### WHAT IS ASKED
Draw out every line with the word "live" from the listing below.

### ROWS

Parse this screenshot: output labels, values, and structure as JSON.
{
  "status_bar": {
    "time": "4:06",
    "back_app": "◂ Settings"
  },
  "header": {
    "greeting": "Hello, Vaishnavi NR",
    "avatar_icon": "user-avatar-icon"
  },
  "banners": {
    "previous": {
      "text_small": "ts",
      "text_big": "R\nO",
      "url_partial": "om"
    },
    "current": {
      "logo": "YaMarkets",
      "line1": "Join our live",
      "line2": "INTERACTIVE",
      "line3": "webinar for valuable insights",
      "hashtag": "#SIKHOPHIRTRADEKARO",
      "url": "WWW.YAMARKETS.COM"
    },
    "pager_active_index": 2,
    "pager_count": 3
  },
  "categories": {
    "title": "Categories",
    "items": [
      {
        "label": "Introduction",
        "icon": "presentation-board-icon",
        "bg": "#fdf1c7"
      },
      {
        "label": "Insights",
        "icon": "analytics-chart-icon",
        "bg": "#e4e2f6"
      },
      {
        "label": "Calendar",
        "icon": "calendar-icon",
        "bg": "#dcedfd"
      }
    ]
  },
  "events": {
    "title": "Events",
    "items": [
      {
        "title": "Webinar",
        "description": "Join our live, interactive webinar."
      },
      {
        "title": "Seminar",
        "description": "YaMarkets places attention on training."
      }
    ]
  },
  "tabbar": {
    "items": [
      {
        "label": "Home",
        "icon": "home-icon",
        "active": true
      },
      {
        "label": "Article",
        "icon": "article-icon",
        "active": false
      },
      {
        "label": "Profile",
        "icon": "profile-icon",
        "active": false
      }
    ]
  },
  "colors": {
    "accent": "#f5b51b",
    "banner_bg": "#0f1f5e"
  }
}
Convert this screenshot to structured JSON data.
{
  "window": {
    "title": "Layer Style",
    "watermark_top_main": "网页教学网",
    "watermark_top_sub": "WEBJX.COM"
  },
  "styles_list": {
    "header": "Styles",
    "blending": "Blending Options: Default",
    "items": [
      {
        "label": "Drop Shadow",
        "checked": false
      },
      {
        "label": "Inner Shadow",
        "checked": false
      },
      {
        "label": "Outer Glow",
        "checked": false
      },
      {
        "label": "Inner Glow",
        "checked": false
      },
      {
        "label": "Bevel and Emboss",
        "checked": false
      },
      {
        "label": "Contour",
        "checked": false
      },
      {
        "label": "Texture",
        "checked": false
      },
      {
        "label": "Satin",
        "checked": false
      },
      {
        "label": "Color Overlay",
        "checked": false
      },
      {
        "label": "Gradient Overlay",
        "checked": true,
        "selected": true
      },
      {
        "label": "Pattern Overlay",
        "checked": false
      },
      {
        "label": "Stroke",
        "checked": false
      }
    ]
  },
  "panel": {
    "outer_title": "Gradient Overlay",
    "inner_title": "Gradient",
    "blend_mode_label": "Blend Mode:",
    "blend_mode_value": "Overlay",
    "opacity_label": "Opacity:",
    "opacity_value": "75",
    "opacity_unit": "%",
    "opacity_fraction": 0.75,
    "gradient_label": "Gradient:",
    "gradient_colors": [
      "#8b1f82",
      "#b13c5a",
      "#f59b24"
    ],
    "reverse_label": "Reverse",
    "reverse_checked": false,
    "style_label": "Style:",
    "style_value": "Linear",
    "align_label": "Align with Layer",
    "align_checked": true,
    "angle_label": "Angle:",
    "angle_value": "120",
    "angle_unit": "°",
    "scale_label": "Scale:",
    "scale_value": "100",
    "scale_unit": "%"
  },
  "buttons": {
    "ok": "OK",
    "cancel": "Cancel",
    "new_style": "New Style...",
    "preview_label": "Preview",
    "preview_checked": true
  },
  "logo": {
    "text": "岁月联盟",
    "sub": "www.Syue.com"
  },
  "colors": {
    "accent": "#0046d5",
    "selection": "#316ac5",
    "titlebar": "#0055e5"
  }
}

### THE REPLY
      "line1": "Join our live",
        "description": "Join our live, interactive webinar."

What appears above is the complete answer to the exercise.